Challenge => Reproduce every one of the records below word for word, line by line, but omit the pictures from your answer.

Begin Exercise material

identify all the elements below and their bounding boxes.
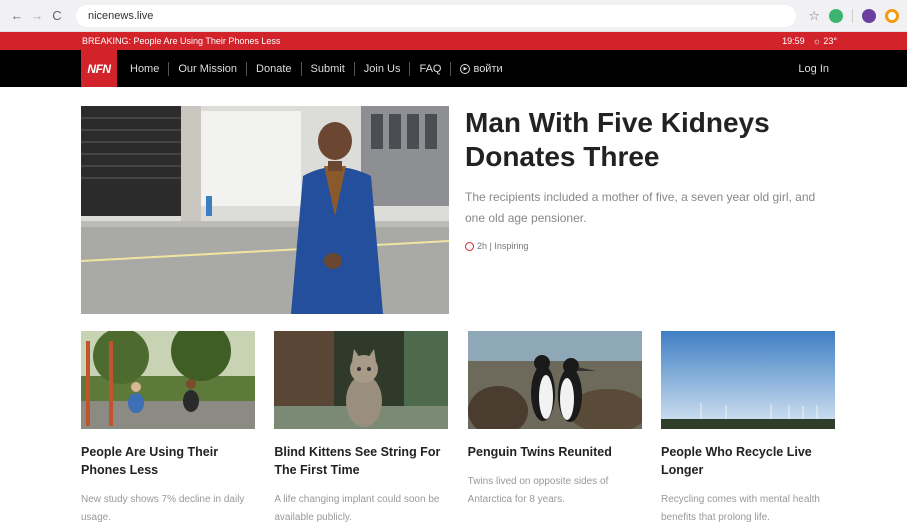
hero-headline[interactable]: Man With Five Kidneys Donates Three xyxy=(465,106,835,174)
site-logo[interactable]: NFN xyxy=(81,50,117,87)
nav-login-ru[interactable]: ▶ войти xyxy=(451,62,511,76)
card-description: Twins lived on opposite sides of Antarct… xyxy=(467,476,609,505)
weather-readout: ☼ 23° xyxy=(812,36,837,46)
card-image-kittens[interactable] xyxy=(274,331,449,429)
hero-photo xyxy=(81,106,449,314)
nav-home[interactable]: Home xyxy=(121,61,170,76)
article-card-phones[interactable]: People Are Using Their Phones Less New s… xyxy=(81,331,255,527)
nav-faq[interactable]: FAQ xyxy=(410,61,452,76)
extension-purple-icon[interactable] xyxy=(862,8,876,23)
bookmark-star-icon[interactable]: ☆ xyxy=(808,8,820,24)
login-arrow-icon: ▶ xyxy=(460,63,471,74)
card-title[interactable]: Blind Kittens See String For The First T… xyxy=(274,443,448,479)
logo-text: NFN xyxy=(87,61,111,76)
back-icon[interactable]: ← xyxy=(8,7,26,25)
wind-farm-photo xyxy=(660,331,835,429)
hero-image[interactable] xyxy=(81,106,449,314)
card-image-recycle[interactable] xyxy=(660,331,835,429)
address-bar[interactable]: nicenews.live xyxy=(76,4,797,27)
card-image-penguins[interactable] xyxy=(467,331,642,429)
extension-green-icon[interactable] xyxy=(829,8,843,23)
penguin-photo xyxy=(467,331,642,429)
nav-login-ru-label: войти xyxy=(473,62,503,75)
article-cards: People Are Using Their Phones Less New s… xyxy=(81,331,835,527)
article-card-penguins[interactable]: Penguin Twins Reunited Twins lived on op… xyxy=(467,331,642,527)
card-title[interactable]: People Are Using Their Phones Less xyxy=(81,443,255,479)
article-card-kittens[interactable]: Blind Kittens See String For The First T… xyxy=(274,331,449,527)
card-description: A life changing implant could soon be av… xyxy=(274,494,440,523)
card-title[interactable]: Penguin Twins Reunited xyxy=(468,443,642,461)
clock-time: 19:59 xyxy=(782,36,805,46)
card-description: Recycling comes with mental health benef… xyxy=(660,494,820,523)
card-title[interactable]: People Who Recycle Live Longer xyxy=(661,443,835,479)
browser-toolbar: ← → C nicenews.live ☆ xyxy=(0,0,907,32)
site-navigation: NFN Home Our Mission Donate Submit Join … xyxy=(0,50,907,87)
login-link[interactable]: Log In xyxy=(798,63,829,75)
nav-join-us[interactable]: Join Us xyxy=(355,61,411,76)
nav-links: Home Our Mission Donate Submit Join Us F… xyxy=(121,61,798,76)
hero-meta-text: 2h | Inspiring xyxy=(477,241,529,251)
clock-icon xyxy=(465,241,474,251)
hero-meta: 2h | Inspiring xyxy=(465,241,835,251)
hero-text-block: Man With Five Kidneys Donates Three The … xyxy=(449,106,835,314)
breaking-news-bar: BREAKING: People Are Using Their Phones … xyxy=(0,32,907,50)
toolbar-divider xyxy=(852,8,853,23)
playground-photo xyxy=(81,331,255,429)
nav-our-mission[interactable]: Our Mission xyxy=(169,61,248,76)
kitten-photo xyxy=(274,331,449,429)
extension-orange-icon[interactable] xyxy=(885,8,899,23)
card-image-phones[interactable] xyxy=(81,331,255,429)
hero-subtitle: The recipients included a mother of five… xyxy=(465,190,816,225)
breaking-news-text[interactable]: BREAKING: People Are Using Their Phones … xyxy=(82,36,280,46)
nav-submit[interactable]: Submit xyxy=(302,61,355,76)
nav-donate[interactable]: Donate xyxy=(247,61,302,76)
hero-article[interactable]: Man With Five Kidneys Donates Three The … xyxy=(81,106,835,314)
forward-icon[interactable]: → xyxy=(28,7,46,25)
card-description: New study shows 7% decline in daily usag… xyxy=(81,494,245,523)
article-card-recycle[interactable]: People Who Recycle Live Longer Recycling… xyxy=(660,331,835,527)
url-text: nicenews.live xyxy=(88,9,154,22)
reload-icon[interactable]: C xyxy=(48,7,66,25)
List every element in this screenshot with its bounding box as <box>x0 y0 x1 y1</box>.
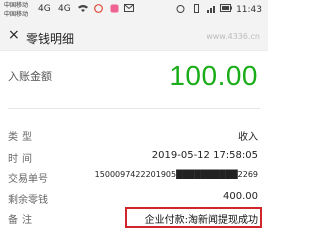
alarm-icon <box>176 4 185 16</box>
time-label: 时间 <box>8 154 36 165</box>
battery-icon <box>220 4 232 15</box>
balance-value: 400.00 <box>223 191 258 202</box>
type-label: 类型 <box>8 132 36 143</box>
nav-bar: × 零钱明细 www.4336.cn <box>0 24 268 50</box>
transaction-label: 交易单号 <box>8 174 48 185</box>
transaction-value: 1500097422201905██████████2269 <box>94 170 258 179</box>
note-label: 备注 <box>8 215 36 226</box>
detail-row-type: 类型 收入 <box>0 128 268 144</box>
amount-value: 100.00 <box>169 60 258 91</box>
vibrate-icon <box>192 4 201 16</box>
balance-label: 剩余零钱 <box>8 195 48 206</box>
highlight-box <box>125 207 262 228</box>
page-title: 零钱明细 <box>26 32 75 46</box>
time-value: 2019-05-12 17:58:05 <box>151 150 258 161</box>
detail-row-transaction: 交易单号 1500097422201905██████████2269 <box>0 170 268 186</box>
carrier-label-2: 中国移动 <box>4 11 29 18</box>
app-icon <box>110 4 119 16</box>
signal-4g-label-2: 4G <box>58 4 71 14</box>
carrier-label-1: 中国移动 <box>4 2 29 9</box>
signal-bars-icon <box>207 4 217 16</box>
notification-icon <box>94 4 103 16</box>
watermark-text: www.4336.cn <box>206 32 260 41</box>
close-icon[interactable]: × <box>8 27 20 43</box>
signal-4g-label-1: 4G <box>38 4 51 14</box>
clock-time: 11:43 <box>236 5 262 15</box>
divider <box>8 108 260 109</box>
detail-row-balance: 剩余零钱 400.00 <box>0 191 268 207</box>
divider <box>0 50 268 51</box>
type-value: 收入 <box>238 132 258 143</box>
detail-row-time: 时间 2019-05-12 17:58:05 <box>0 150 268 166</box>
amount-label: 入账金额 <box>8 70 52 83</box>
mail-icon <box>124 4 134 15</box>
wifi-icon <box>78 4 88 16</box>
status-bar: 中国移动 中国移动 4G 4G 11:43 <box>0 0 268 24</box>
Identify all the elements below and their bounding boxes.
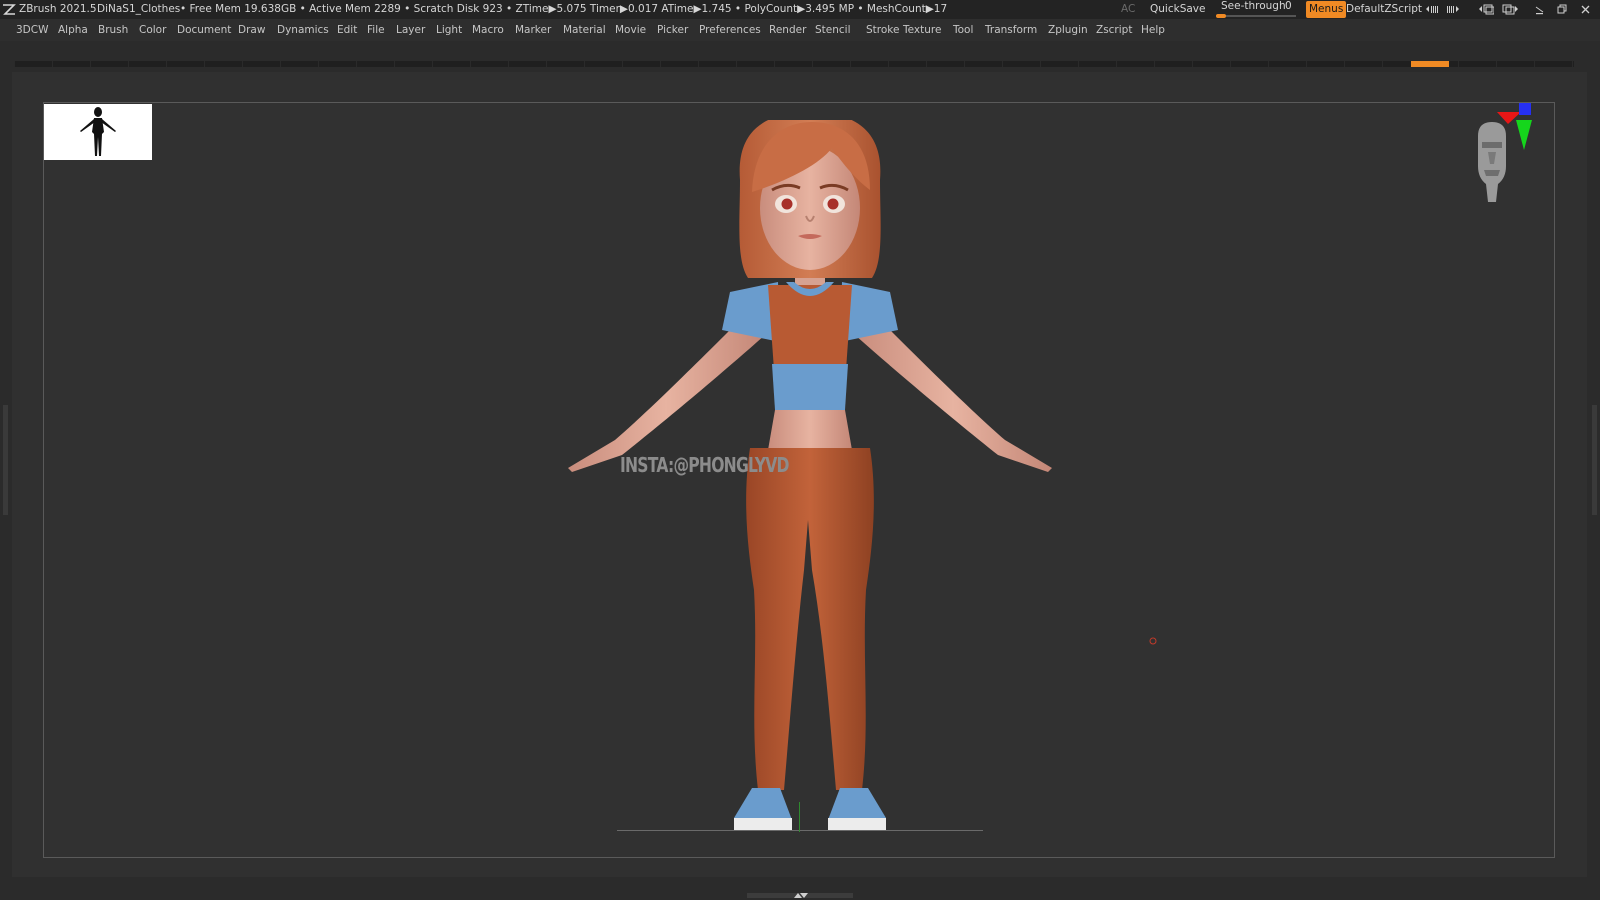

End Exercise material

In response =>
identify all the elements below and their bounding boxes.
hero-headline[interactable]: Man With Five Kidneys Donates Three xyxy=(465,106,835,174)
site-logo[interactable]: NFN xyxy=(81,50,117,87)
nav-login-ru[interactable]: ▶ войти xyxy=(451,62,511,76)
card-description: Twins lived on opposite sides of Antarct… xyxy=(467,476,609,505)
weather-readout: ☼ 23° xyxy=(812,36,837,46)
card-image-kittens[interactable] xyxy=(274,331,449,429)
hero-photo xyxy=(81,106,449,314)
nav-home[interactable]: Home xyxy=(121,61,170,76)
article-card-phones[interactable]: People Are Using Their Phones Less New s… xyxy=(81,331,255,527)
nav-faq[interactable]: FAQ xyxy=(410,61,452,76)
extension-purple-icon[interactable] xyxy=(862,8,876,23)
bookmark-star-icon[interactable]: ☆ xyxy=(808,8,820,24)
login-arrow-icon: ▶ xyxy=(460,63,471,74)
card-title[interactable]: Blind Kittens See String For The First T… xyxy=(274,443,448,479)
logo-text: NFN xyxy=(87,61,111,76)
back-icon[interactable]: ← xyxy=(8,7,26,25)
wind-farm-photo xyxy=(660,331,835,429)
hero-image[interactable] xyxy=(81,106,449,314)
card-image-recycle[interactable] xyxy=(660,331,835,429)
address-bar[interactable]: nicenews.live xyxy=(76,4,797,27)
card-image-penguins[interactable] xyxy=(467,331,642,429)
extension-green-icon[interactable] xyxy=(829,8,843,23)
penguin-photo xyxy=(467,331,642,429)
nav-login-ru-label: войти xyxy=(473,62,503,75)
article-cards: People Are Using Their Phones Less New s… xyxy=(81,331,835,527)
article-card-penguins[interactable]: Penguin Twins Reunited Twins lived on op… xyxy=(467,331,642,527)
card-title[interactable]: People Are Using Their Phones Less xyxy=(81,443,255,479)
article-card-kittens[interactable]: Blind Kittens See String For The First T… xyxy=(274,331,449,527)
card-description: A life changing implant could soon be av… xyxy=(274,494,440,523)
card-title[interactable]: Penguin Twins Reunited xyxy=(468,443,642,461)
clock-time: 19:59 xyxy=(782,36,805,46)
card-description: Recycling comes with mental health benef… xyxy=(660,494,820,523)
card-title[interactable]: People Who Recycle Live Longer xyxy=(661,443,835,479)
browser-toolbar: ← → C nicenews.live ☆ xyxy=(0,0,907,32)
site-navigation: NFN Home Our Mission Donate Submit Join … xyxy=(0,50,907,87)
login-link[interactable]: Log In xyxy=(798,63,829,75)
nav-join-us[interactable]: Join Us xyxy=(355,61,411,76)
nav-links: Home Our Mission Donate Submit Join Us F… xyxy=(121,61,798,76)
hero-meta-text: 2h | Inspiring xyxy=(477,241,529,251)
clock-icon xyxy=(465,241,474,251)
hero-meta: 2h | Inspiring xyxy=(465,241,835,251)
hero-text-block: Man With Five Kidneys Donates Three The … xyxy=(449,106,835,314)
breaking-news-bar: BREAKING: People Are Using Their Phones … xyxy=(0,32,907,50)
toolbar-divider xyxy=(852,8,853,23)
playground-photo xyxy=(81,331,255,429)
nav-our-mission[interactable]: Our Mission xyxy=(169,61,248,76)
kitten-photo xyxy=(274,331,449,429)
extension-orange-icon[interactable] xyxy=(885,8,899,23)
card-image-phones[interactable] xyxy=(81,331,255,429)
hero-subtitle: The recipients included a mother of five… xyxy=(465,190,816,225)
breaking-news-text[interactable]: BREAKING: People Are Using Their Phones … xyxy=(82,36,280,46)
nav-submit[interactable]: Submit xyxy=(302,61,355,76)
nav-donate[interactable]: Donate xyxy=(247,61,302,76)
hero-article[interactable]: Man With Five Kidneys Donates Three The … xyxy=(81,106,835,314)
forward-icon[interactable]: → xyxy=(28,7,46,25)
card-description: New study shows 7% decline in daily usag… xyxy=(81,494,245,523)
article-card-recycle[interactable]: People Who Recycle Live Longer Recycling… xyxy=(660,331,835,527)
url-text: nicenews.live xyxy=(88,9,154,22)
reload-icon[interactable]: C xyxy=(48,7,66,25)
List every element in this screenshot with its bounding box as <box>x0 y0 x1 y1</box>.
alarm-icon <box>176 4 185 16</box>
time-label: 时间 <box>8 154 36 165</box>
battery-icon <box>220 4 232 15</box>
balance-value: 400.00 <box>223 191 258 202</box>
type-label: 类型 <box>8 132 36 143</box>
nav-bar: × 零钱明细 www.4336.cn <box>0 24 268 50</box>
transaction-label: 交易单号 <box>8 174 48 185</box>
transaction-value: 1500097422201905██████████2269 <box>94 170 258 179</box>
note-label: 备注 <box>8 215 36 226</box>
detail-row-type: 类型 收入 <box>0 128 268 144</box>
amount-value: 100.00 <box>169 60 258 91</box>
vibrate-icon <box>192 4 201 16</box>
balance-label: 剩余零钱 <box>8 195 48 206</box>
highlight-box <box>125 207 262 228</box>
page-title: 零钱明细 <box>26 32 75 46</box>
time-value: 2019-05-12 17:58:05 <box>151 150 258 161</box>
detail-row-transaction: 交易单号 1500097422201905██████████2269 <box>0 170 268 186</box>
carrier-label-2: 中国移动 <box>4 11 29 18</box>
app-icon <box>110 4 119 16</box>
signal-4g-label-2: 4G <box>58 4 71 14</box>
carrier-label-1: 中国移动 <box>4 2 29 9</box>
signal-bars-icon <box>207 4 217 16</box>
notification-icon <box>94 4 103 16</box>
watermark-text: www.4336.cn <box>206 32 260 41</box>
close-icon[interactable]: × <box>8 27 20 43</box>
signal-4g-label-1: 4G <box>38 4 51 14</box>
clock-time: 11:43 <box>236 5 262 15</box>
divider <box>8 108 260 109</box>
detail-row-balance: 剩余零钱 400.00 <box>0 191 268 207</box>
divider <box>0 50 268 51</box>
type-value: 收入 <box>238 132 258 143</box>
detail-row-time: 时间 2019-05-12 17:58:05 <box>0 150 268 166</box>
amount-label: 入账金额 <box>8 70 52 83</box>
mail-icon <box>124 4 134 15</box>
wifi-icon <box>78 4 88 16</box>
status-bar: 中国移动 中国移动 4G 4G 11:43 <box>0 0 268 24</box>
Identify all the elements below and their bounding boxes.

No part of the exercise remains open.